Exercise directions:
Here are some records; copy every line that holds the word "this".

##### Material provided

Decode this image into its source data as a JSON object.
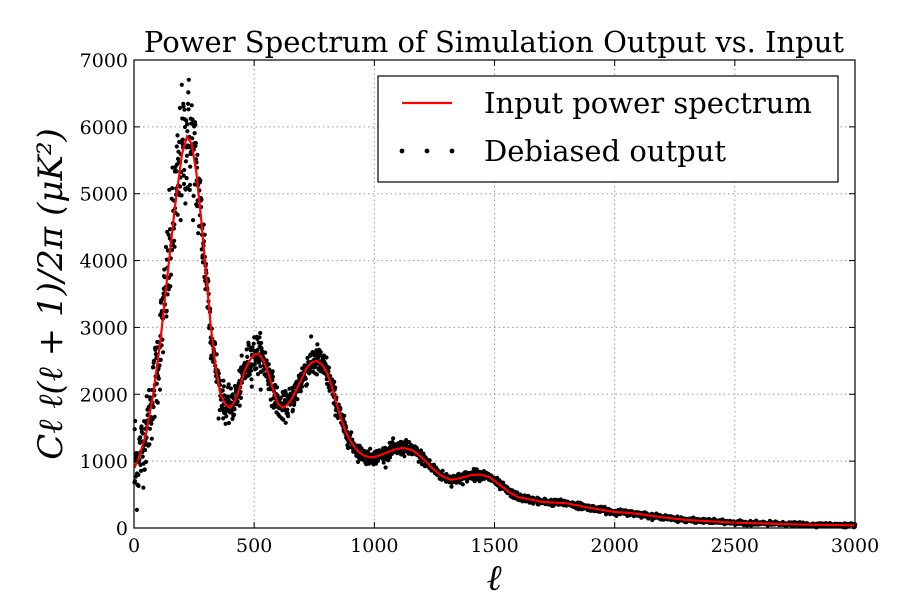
{
  "chart_data": {
    "type": "scatter",
    "title": "Power Spectrum of Simulation Output vs. Input",
    "xlabel": "ℓ",
    "ylabel": "Cℓ ℓ(ℓ + 1)/2π (μK²)",
    "xlim": [
      0,
      3000
    ],
    "ylim": [
      0,
      7000
    ],
    "x_ticks": [
      0,
      500,
      1000,
      1500,
      2000,
      2500,
      3000
    ],
    "y_ticks": [
      0,
      1000,
      2000,
      3000,
      4000,
      5000,
      6000,
      7000
    ],
    "grid": true,
    "legend_position": "top-right",
    "colors": {
      "input_line": "#ff0000",
      "output_points": "#000000"
    },
    "series": [
      {
        "name": "Input power spectrum",
        "style": "line",
        "x": [
          2,
          20,
          50,
          80,
          110,
          140,
          170,
          200,
          220,
          240,
          260,
          280,
          300,
          320,
          340,
          360,
          380,
          400,
          420,
          440,
          460,
          480,
          500,
          520,
          540,
          560,
          580,
          600,
          620,
          640,
          660,
          680,
          700,
          720,
          740,
          760,
          780,
          800,
          820,
          840,
          860,
          880,
          900,
          920,
          940,
          960,
          980,
          1000,
          1040,
          1080,
          1120,
          1160,
          1200,
          1240,
          1280,
          1320,
          1360,
          1400,
          1440,
          1480,
          1520,
          1560,
          1600,
          1700,
          1800,
          1900,
          2000,
          2050,
          2100,
          2200,
          2300,
          2400,
          2500,
          2600,
          2700,
          2800,
          2900,
          3000
        ],
        "y": [
          900,
          1050,
          1400,
          2000,
          2800,
          3800,
          4800,
          5600,
          5850,
          5750,
          5300,
          4600,
          3800,
          3000,
          2400,
          2000,
          1850,
          1800,
          1900,
          2100,
          2350,
          2500,
          2600,
          2600,
          2500,
          2300,
          2050,
          1850,
          1800,
          1850,
          1950,
          2100,
          2250,
          2400,
          2480,
          2500,
          2450,
          2350,
          2150,
          1900,
          1650,
          1450,
          1300,
          1200,
          1120,
          1080,
          1060,
          1060,
          1110,
          1170,
          1200,
          1160,
          1050,
          900,
          780,
          720,
          750,
          790,
          800,
          760,
          650,
          540,
          460,
          390,
          370,
          300,
          240,
          230,
          210,
          160,
          120,
          100,
          80,
          70,
          60,
          50,
          45,
          40
        ]
      },
      {
        "name": "Debiased output",
        "style": "points",
        "n_points": 3000,
        "x_start": 2,
        "x_step": 1,
        "note": "Noisy samples scattered around the input spectrum; scatter amplitude largest near the first peak (ℓ≈220)"
      }
    ]
  }
}
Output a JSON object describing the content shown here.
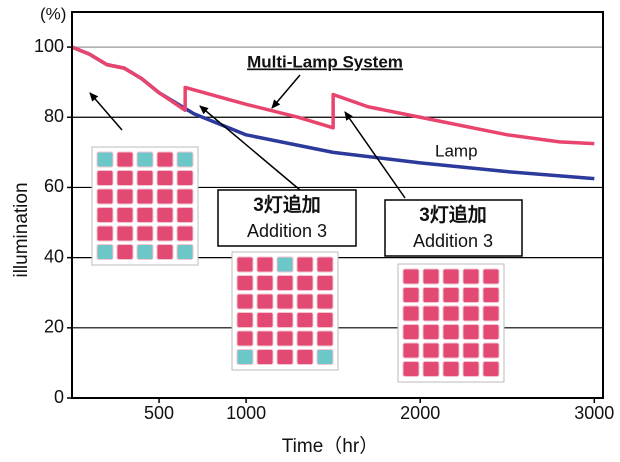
{
  "chart_data": {
    "type": "line",
    "y_unit": "(%)",
    "y_label": "illumination",
    "x_label": "Time（hr）",
    "xlim": [
      0,
      3050
    ],
    "ylim": [
      0,
      110
    ],
    "xticks": [
      500,
      1000,
      2000,
      3000
    ],
    "yticks": [
      0,
      20,
      40,
      60,
      80,
      100
    ],
    "grid": true,
    "series": [
      {
        "name": "Lamp",
        "color": "#2b3a9b",
        "x": [
          0,
          100,
          200,
          300,
          400,
          500,
          700,
          1000,
          1500,
          2000,
          2500,
          3000
        ],
        "values": [
          100,
          98,
          95,
          94,
          91,
          87,
          81,
          75,
          70,
          67,
          64.5,
          62.5
        ]
      },
      {
        "name": "Multi-Lamp System",
        "color": "#e8446e",
        "x": [
          0,
          100,
          200,
          300,
          400,
          500,
          650,
          650,
          1000,
          1300,
          1500,
          1500,
          1700,
          2000,
          2500,
          2800,
          3000
        ],
        "values": [
          100,
          98,
          95,
          94,
          91,
          87,
          82,
          88.5,
          83.7,
          80,
          77,
          86.5,
          83,
          80,
          75,
          73,
          72.5
        ]
      }
    ],
    "annotations": [
      "3灯追加",
      "Addition 3",
      "3灯追加",
      "Addition 3"
    ]
  }
}
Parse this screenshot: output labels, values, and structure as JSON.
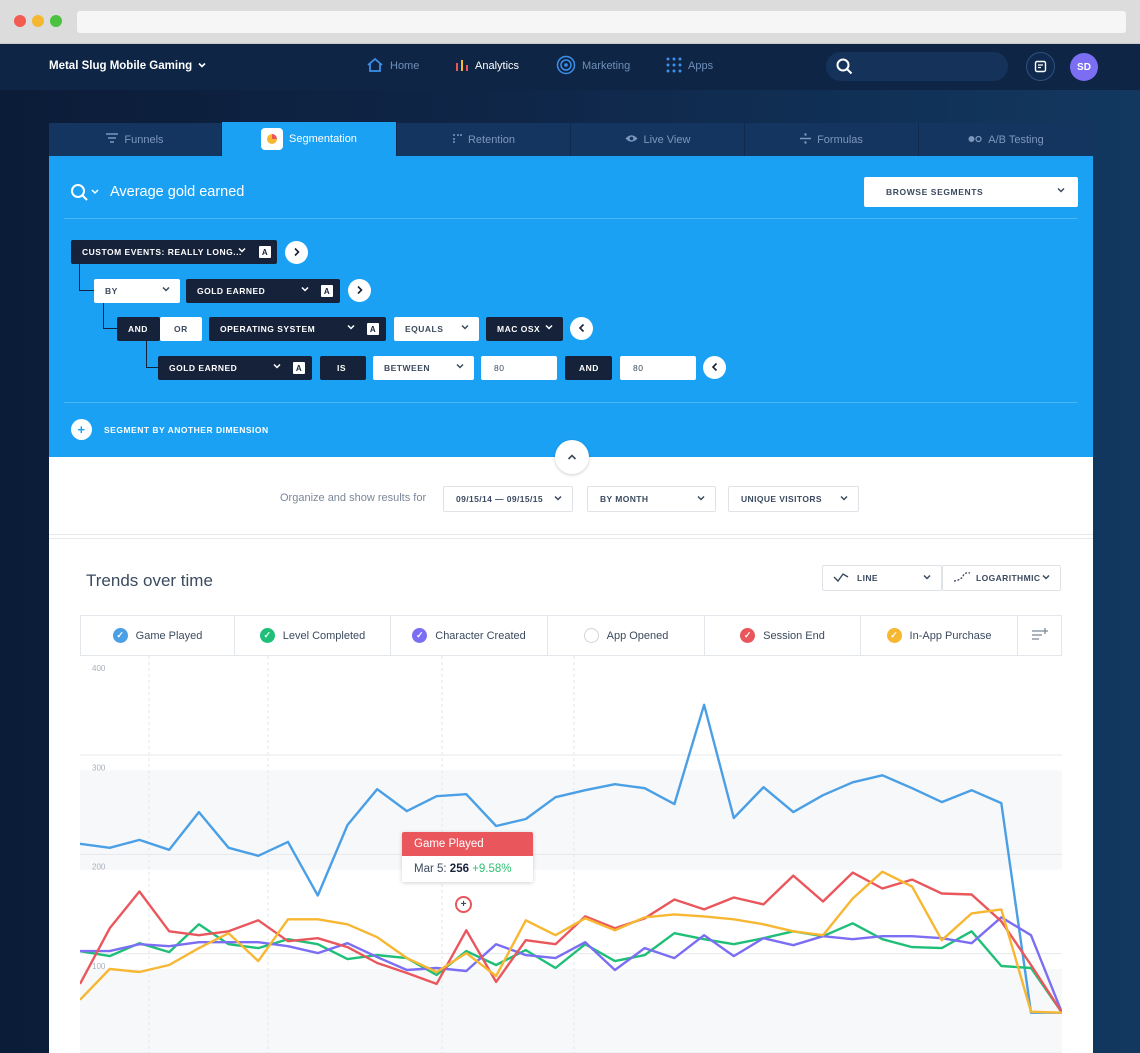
{
  "nav": {
    "org": "Metal Slug Mobile Gaming",
    "items": [
      {
        "label": "Home",
        "icon": "home-icon"
      },
      {
        "label": "Analytics",
        "icon": "bar-chart-icon"
      },
      {
        "label": "Marketing",
        "icon": "target-icon"
      },
      {
        "label": "Apps",
        "icon": "grid-icon"
      }
    ],
    "avatar": "SD"
  },
  "tabs": [
    {
      "label": "Funnels"
    },
    {
      "label": "Segmentation"
    },
    {
      "label": "Retention"
    },
    {
      "label": "Live View"
    },
    {
      "label": "Formulas"
    },
    {
      "label": "A/B Testing"
    }
  ],
  "query": {
    "title": "Average gold earned",
    "browse": "BROWSE SEGMENTS",
    "event": "CUSTOM EVENTS: REALLY LONG...",
    "by": "BY",
    "by_value": "GOLD EARNED",
    "and": "AND",
    "or": "OR",
    "os_field": "OPERATING SYSTEM",
    "equals": "EQUALS",
    "os_value": "MAC OSX",
    "gold_field": "GOLD EARNED",
    "is": "IS",
    "between": "BETWEEN",
    "from_value": "80",
    "and2": "AND",
    "to_value": "80",
    "a_badge": "A",
    "add_dimension": "SEGMENT BY ANOTHER DIMENSION"
  },
  "results": {
    "organize_label": "Organize and show results for",
    "date_range": "09/15/14 — 09/15/15",
    "grouping": "BY MONTH",
    "metric": "UNIQUE VISITORS",
    "section_title": "Trends over time",
    "chart_type": "LINE",
    "scale": "LOGARITHMIC"
  },
  "legend": [
    {
      "label": "Game Played",
      "color": "#4a9fe5",
      "checked": true
    },
    {
      "label": "Level Completed",
      "color": "#1fbf78",
      "checked": true
    },
    {
      "label": "Character Created",
      "color": "#7b6ef3",
      "checked": true
    },
    {
      "label": "App Opened",
      "color": "#cfd5dc",
      "checked": false
    },
    {
      "label": "Session End",
      "color": "#e9575d",
      "checked": true
    },
    {
      "label": "In-App Purchase",
      "color": "#f7b733",
      "checked": true
    }
  ],
  "tooltip": {
    "title": "Game Played",
    "date": "Mar 5:",
    "value": "256",
    "change": "+9.58%"
  },
  "chart_data": {
    "type": "line",
    "yticks": [
      400,
      300,
      200,
      100
    ],
    "ylim": [
      50,
      420
    ],
    "grid": true,
    "legend_position": "top",
    "series": [
      {
        "name": "Game Played",
        "color": "#4a9fe5",
        "values": [
          226,
          222,
          230,
          220,
          258,
          222,
          214,
          228,
          174,
          245,
          281,
          259,
          274,
          276,
          244,
          251,
          273,
          280,
          286,
          282,
          266,
          366,
          252,
          283,
          258,
          275,
          288,
          295,
          282,
          268,
          280,
          267,
          56,
          56
        ]
      },
      {
        "name": "Level Completed",
        "color": "#1fbf78",
        "values": [
          118,
          113,
          126,
          117,
          145,
          125,
          121,
          130,
          125,
          110,
          114,
          111,
          94,
          118,
          104,
          119,
          101,
          125,
          108,
          114,
          136,
          130,
          125,
          131,
          138,
          133,
          146,
          130,
          122,
          121,
          138,
          103,
          101,
          56
        ]
      },
      {
        "name": "Character Created",
        "color": "#7b6ef3",
        "values": [
          118,
          118,
          125,
          123,
          127,
          127,
          127,
          123,
          116,
          126,
          112,
          99,
          101,
          98,
          125,
          114,
          111,
          127,
          99,
          121,
          111,
          134,
          113,
          131,
          124,
          133,
          130,
          133,
          133,
          131,
          126,
          152,
          134,
          56
        ]
      },
      {
        "name": "Session End",
        "color": "#e9575d",
        "values": [
          85,
          141,
          178,
          138,
          134,
          138,
          149,
          128,
          131,
          122,
          106,
          96,
          85,
          139,
          87,
          129,
          125,
          153,
          141,
          151,
          170,
          160,
          172,
          165,
          194,
          168,
          197,
          181,
          190,
          176,
          175,
          148,
          104,
          56
        ]
      },
      {
        "name": "In-App Purchase",
        "color": "#f7b733",
        "values": [
          69,
          100,
          97,
          104,
          121,
          136,
          108,
          150,
          150,
          145,
          132,
          111,
          97,
          116,
          93,
          149,
          134,
          151,
          139,
          152,
          155,
          153,
          150,
          145,
          138,
          134,
          171,
          198,
          183,
          129,
          156,
          160,
          57,
          56
        ]
      }
    ]
  }
}
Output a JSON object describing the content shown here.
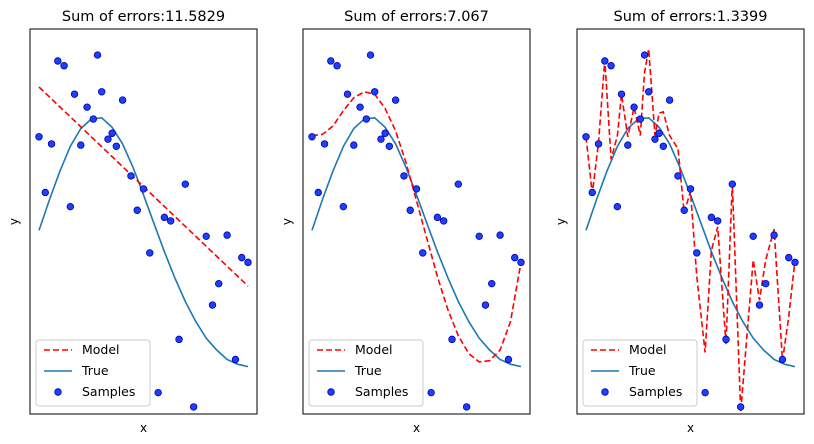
{
  "chart_data": [
    {
      "type": "line",
      "title": "Sum of errors:11.5829",
      "xlabel": "x",
      "ylabel": "y",
      "xlim": [
        0,
        1
      ],
      "ylim": [
        -1.5,
        1.75
      ],
      "legend_placement": "lower-left",
      "legend": [
        "Model",
        "True",
        "Samples"
      ],
      "series": [
        {
          "name": "Model",
          "style": "dashed",
          "color": "#ff0000",
          "x": [
            0.0,
            1.0
          ],
          "y": [
            1.26,
            -0.42
          ]
        },
        {
          "name": "True",
          "style": "solid",
          "color": "#1f77b4",
          "x": [
            0.0,
            0.05,
            0.1,
            0.15,
            0.2,
            0.25,
            0.3,
            0.35,
            0.4,
            0.45,
            0.5,
            0.55,
            0.6,
            0.65,
            0.7,
            0.75,
            0.8,
            0.85,
            0.9,
            0.95,
            1.0
          ],
          "y": [
            0.05,
            0.31,
            0.55,
            0.76,
            0.91,
            0.99,
            1.0,
            0.92,
            0.78,
            0.58,
            0.35,
            0.11,
            -0.13,
            -0.35,
            -0.55,
            -0.72,
            -0.86,
            -0.96,
            -1.04,
            -1.08,
            -1.1
          ]
        }
      ],
      "samples": {
        "name": "Samples",
        "color": "#1f3fff",
        "edge": "#0000aa",
        "x": [
          0.0,
          0.03,
          0.06,
          0.09,
          0.12,
          0.15,
          0.17,
          0.2,
          0.23,
          0.26,
          0.28,
          0.3,
          0.33,
          0.35,
          0.37,
          0.4,
          0.44,
          0.47,
          0.5,
          0.53,
          0.57,
          0.6,
          0.63,
          0.67,
          0.7,
          0.74,
          0.8,
          0.83,
          0.86,
          0.9,
          0.94,
          0.97,
          1.0
        ],
        "y": [
          0.84,
          0.37,
          0.78,
          1.48,
          1.44,
          0.25,
          1.2,
          0.77,
          1.09,
          0.99,
          1.53,
          1.22,
          0.82,
          0.87,
          0.76,
          1.15,
          0.51,
          0.22,
          0.4,
          -0.14,
          -1.32,
          0.16,
          0.13,
          -0.87,
          0.44,
          -1.44,
          0.0,
          -0.58,
          -0.4,
          0.01,
          -1.04,
          -0.18,
          -0.22
        ]
      }
    },
    {
      "type": "line",
      "title": "Sum of errors:7.067",
      "xlabel": "x",
      "ylabel": "y",
      "xlim": [
        0,
        1
      ],
      "ylim": [
        -1.5,
        1.75
      ],
      "legend_placement": "lower-left",
      "legend": [
        "Model",
        "True",
        "Samples"
      ],
      "series": [
        {
          "name": "Model",
          "style": "dashed",
          "color": "#ff0000",
          "x": [
            0.0,
            0.05,
            0.1,
            0.15,
            0.2,
            0.25,
            0.3,
            0.35,
            0.4,
            0.45,
            0.5,
            0.55,
            0.6,
            0.65,
            0.7,
            0.75,
            0.8,
            0.85,
            0.9,
            0.95,
            1.0
          ],
          "y": [
            0.85,
            0.86,
            0.93,
            1.06,
            1.17,
            1.22,
            1.2,
            1.08,
            0.89,
            0.62,
            0.3,
            -0.02,
            -0.34,
            -0.62,
            -0.84,
            -0.99,
            -1.06,
            -1.05,
            -0.96,
            -0.72,
            -0.22
          ]
        },
        {
          "name": "True",
          "style": "solid",
          "color": "#1f77b4",
          "x": [
            0.0,
            0.05,
            0.1,
            0.15,
            0.2,
            0.25,
            0.3,
            0.35,
            0.4,
            0.45,
            0.5,
            0.55,
            0.6,
            0.65,
            0.7,
            0.75,
            0.8,
            0.85,
            0.9,
            0.95,
            1.0
          ],
          "y": [
            0.05,
            0.31,
            0.55,
            0.76,
            0.91,
            0.99,
            1.0,
            0.92,
            0.78,
            0.58,
            0.35,
            0.11,
            -0.13,
            -0.35,
            -0.55,
            -0.72,
            -0.86,
            -0.96,
            -1.04,
            -1.08,
            -1.1
          ]
        }
      ],
      "samples": {
        "name": "Samples",
        "color": "#1f3fff",
        "edge": "#0000aa",
        "x": [
          0.0,
          0.03,
          0.06,
          0.09,
          0.12,
          0.15,
          0.17,
          0.2,
          0.23,
          0.26,
          0.28,
          0.3,
          0.33,
          0.35,
          0.37,
          0.4,
          0.44,
          0.47,
          0.5,
          0.53,
          0.57,
          0.6,
          0.63,
          0.67,
          0.7,
          0.74,
          0.8,
          0.83,
          0.86,
          0.9,
          0.94,
          0.97,
          1.0
        ],
        "y": [
          0.84,
          0.37,
          0.78,
          1.48,
          1.44,
          0.25,
          1.2,
          0.77,
          1.09,
          0.99,
          1.53,
          1.22,
          0.82,
          0.87,
          0.76,
          1.15,
          0.51,
          0.22,
          0.4,
          -0.14,
          -1.32,
          0.16,
          0.13,
          -0.87,
          0.44,
          -1.44,
          0.0,
          -0.58,
          -0.4,
          0.01,
          -1.04,
          -0.18,
          -0.22
        ]
      }
    },
    {
      "type": "line",
      "title": "Sum of errors:1.3399",
      "xlabel": "x",
      "ylabel": "y",
      "xlim": [
        0,
        1
      ],
      "ylim": [
        -1.5,
        1.75
      ],
      "legend_placement": "lower-left",
      "legend": [
        "Model",
        "True",
        "Samples"
      ],
      "series": [
        {
          "name": "Model",
          "style": "dashed",
          "color": "#ff0000",
          "x": [
            0.0,
            0.03,
            0.06,
            0.09,
            0.12,
            0.15,
            0.17,
            0.2,
            0.23,
            0.26,
            0.28,
            0.3,
            0.33,
            0.35,
            0.37,
            0.4,
            0.44,
            0.47,
            0.5,
            0.53,
            0.57,
            0.6,
            0.63,
            0.67,
            0.7,
            0.74,
            0.8,
            0.83,
            0.86,
            0.9,
            0.94,
            0.97,
            1.0
          ],
          "y": [
            0.84,
            0.36,
            0.79,
            1.49,
            0.65,
            0.85,
            1.2,
            0.84,
            1.09,
            0.85,
            1.38,
            1.58,
            0.85,
            1.04,
            1.05,
            0.85,
            0.74,
            0.2,
            0.38,
            -0.34,
            -0.98,
            -0.12,
            0.08,
            -0.91,
            0.45,
            -1.48,
            -0.2,
            -0.54,
            -0.2,
            0.06,
            -1.05,
            -0.68,
            -0.2
          ]
        },
        {
          "name": "True",
          "style": "solid",
          "color": "#1f77b4",
          "x": [
            0.0,
            0.05,
            0.1,
            0.15,
            0.2,
            0.25,
            0.3,
            0.35,
            0.4,
            0.45,
            0.5,
            0.55,
            0.6,
            0.65,
            0.7,
            0.75,
            0.8,
            0.85,
            0.9,
            0.95,
            1.0
          ],
          "y": [
            0.05,
            0.31,
            0.55,
            0.76,
            0.91,
            0.99,
            1.0,
            0.92,
            0.78,
            0.58,
            0.35,
            0.11,
            -0.13,
            -0.35,
            -0.55,
            -0.72,
            -0.86,
            -0.96,
            -1.04,
            -1.08,
            -1.1
          ]
        }
      ],
      "samples": {
        "name": "Samples",
        "color": "#1f3fff",
        "edge": "#0000aa",
        "x": [
          0.0,
          0.03,
          0.06,
          0.09,
          0.12,
          0.15,
          0.17,
          0.2,
          0.23,
          0.26,
          0.28,
          0.3,
          0.33,
          0.35,
          0.37,
          0.4,
          0.44,
          0.47,
          0.5,
          0.53,
          0.57,
          0.6,
          0.63,
          0.67,
          0.7,
          0.74,
          0.8,
          0.83,
          0.86,
          0.9,
          0.94,
          0.97,
          1.0
        ],
        "y": [
          0.84,
          0.37,
          0.78,
          1.48,
          1.44,
          0.25,
          1.2,
          0.77,
          1.09,
          0.99,
          1.53,
          1.22,
          0.82,
          0.87,
          0.76,
          1.15,
          0.51,
          0.22,
          0.4,
          -0.14,
          -1.32,
          0.16,
          0.13,
          -0.87,
          0.44,
          -1.44,
          0.0,
          -0.58,
          -0.4,
          0.01,
          -1.04,
          -0.18,
          -0.22
        ]
      }
    }
  ]
}
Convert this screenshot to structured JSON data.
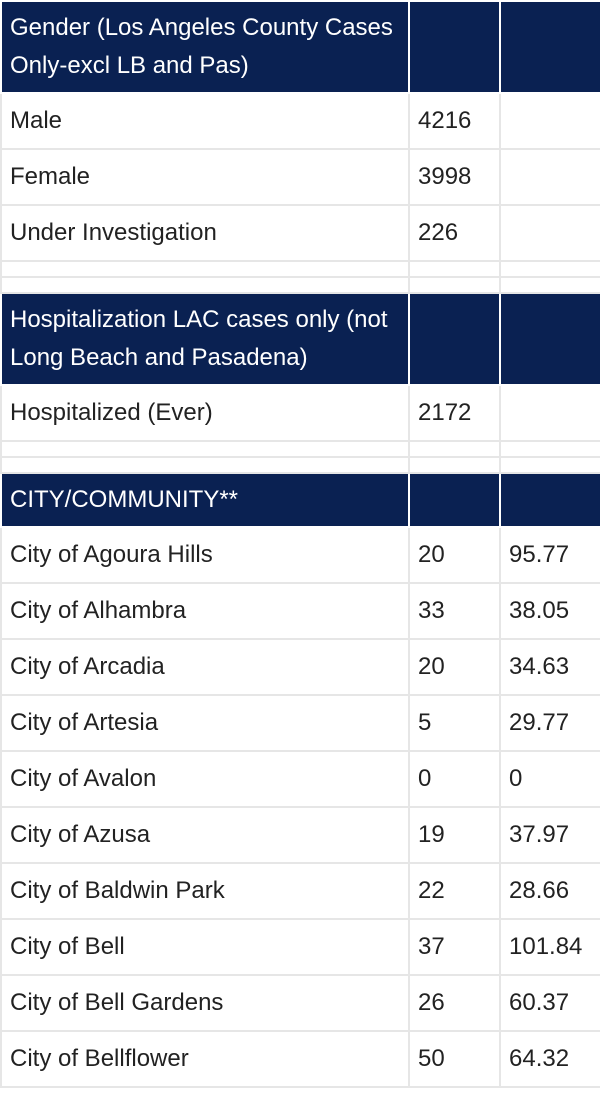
{
  "sections": [
    {
      "title": "Gender (Los Angeles County Cases Only-excl LB and Pas)",
      "rows": [
        {
          "label": "Male",
          "count": "4216",
          "rate": ""
        },
        {
          "label": "Female",
          "count": "3998",
          "rate": ""
        },
        {
          "label": "Under Investigation",
          "count": "226",
          "rate": ""
        }
      ]
    },
    {
      "title": "Hospitalization LAC cases only (not Long Beach and Pasadena)",
      "rows": [
        {
          "label": "Hospitalized (Ever)",
          "count": "2172",
          "rate": ""
        }
      ]
    },
    {
      "title": "CITY/COMMUNITY**",
      "rows": [
        {
          "label": "City of Agoura Hills",
          "count": "20",
          "rate": "95.77"
        },
        {
          "label": "City of Alhambra",
          "count": "33",
          "rate": "38.05"
        },
        {
          "label": "City of Arcadia",
          "count": "20",
          "rate": "34.63"
        },
        {
          "label": "City of Artesia",
          "count": "5",
          "rate": "29.77"
        },
        {
          "label": "City of Avalon",
          "count": "0",
          "rate": "0"
        },
        {
          "label": "City of Azusa",
          "count": "19",
          "rate": "37.97"
        },
        {
          "label": "City of Baldwin Park",
          "count": "22",
          "rate": "28.66"
        },
        {
          "label": "City of Bell",
          "count": "37",
          "rate": "101.84"
        },
        {
          "label": "City of Bell Gardens",
          "count": "26",
          "rate": "60.37"
        },
        {
          "label": "City of Bellflower",
          "count": "50",
          "rate": "64.32"
        }
      ]
    }
  ]
}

##########

Exercise solution:
Decode this image into its source data as a JSON object.
Parse this screenshot: output labels, values, and structure as JSON.
Convert this screenshot to structured JSON data.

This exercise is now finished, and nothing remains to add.